■ **STATED EXERCISE**
Write out the full set of records below exactly.

[Start]

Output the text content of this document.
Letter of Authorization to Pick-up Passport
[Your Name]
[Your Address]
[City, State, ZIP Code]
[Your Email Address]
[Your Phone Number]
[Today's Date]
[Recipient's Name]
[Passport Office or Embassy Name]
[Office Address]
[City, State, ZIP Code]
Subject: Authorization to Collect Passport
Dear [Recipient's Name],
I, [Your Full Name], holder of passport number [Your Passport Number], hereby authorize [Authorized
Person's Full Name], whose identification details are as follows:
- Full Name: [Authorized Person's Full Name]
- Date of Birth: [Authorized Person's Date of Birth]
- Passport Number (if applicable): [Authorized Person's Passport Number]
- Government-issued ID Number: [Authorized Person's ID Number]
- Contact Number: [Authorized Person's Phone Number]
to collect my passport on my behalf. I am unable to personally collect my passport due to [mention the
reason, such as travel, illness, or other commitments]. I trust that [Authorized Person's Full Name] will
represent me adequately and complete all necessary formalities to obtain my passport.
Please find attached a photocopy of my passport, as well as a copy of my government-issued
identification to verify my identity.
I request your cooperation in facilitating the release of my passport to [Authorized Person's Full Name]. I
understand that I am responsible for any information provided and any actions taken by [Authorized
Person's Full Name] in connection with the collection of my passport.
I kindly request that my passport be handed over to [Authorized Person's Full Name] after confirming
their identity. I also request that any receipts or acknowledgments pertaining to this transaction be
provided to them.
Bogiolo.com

[End]

■ **RESULT**
Output the text content of this document.
Letter of Authorization to Pick-up Passport
[Your Name]
[Your Address]
[City, State, ZIP Code]
[Your Email Address]
[Your Phone Number]
[Today's Date]
[Recipient's Name]
[Passport Office or Embassy Name]
[Office Address]
[City, State, ZIP Code]
Subject: Authorization to Collect Passport
Dear [Recipient's Name],
I, [Your Full Name], holder of passport number [Your Passport Number], hereby authorize [Authorized
Person's Full Name], whose identification details are as follows:
- Full Name: [Authorized Person's Full Name]
- Date of Birth: [Authorized Person's Date of Birth]
- Passport Number (if applicable): [Authorized Person's Passport Number]
- Government-issued ID Number: [Authorized Person's ID Number]
- Contact Number: [Authorized Person's Phone Number]
to collect my passport on my behalf. I am unable to personally collect my passport due to [mention the
reason, such as travel, illness, or other commitments]. I trust that [Authorized Person's Full Name] will
represent me adequately and complete all necessary formalities to obtain my passport.
Please find attached a photocopy of my passport, as well as a copy of my government-issued
identification to verify my identity.
I request your cooperation in facilitating the release of my passport to [Authorized Person's Full Name]. I
understand that I am responsible for any information provided and any actions taken by [Authorized
Person's Full Name] in connection with the collection of my passport.
I kindly request that my passport be handed over to [Authorized Person's Full Name] after confirming
their identity. I also request that any receipts or acknowledgments pertaining to this transaction be
provided to them.
Bogiolo.com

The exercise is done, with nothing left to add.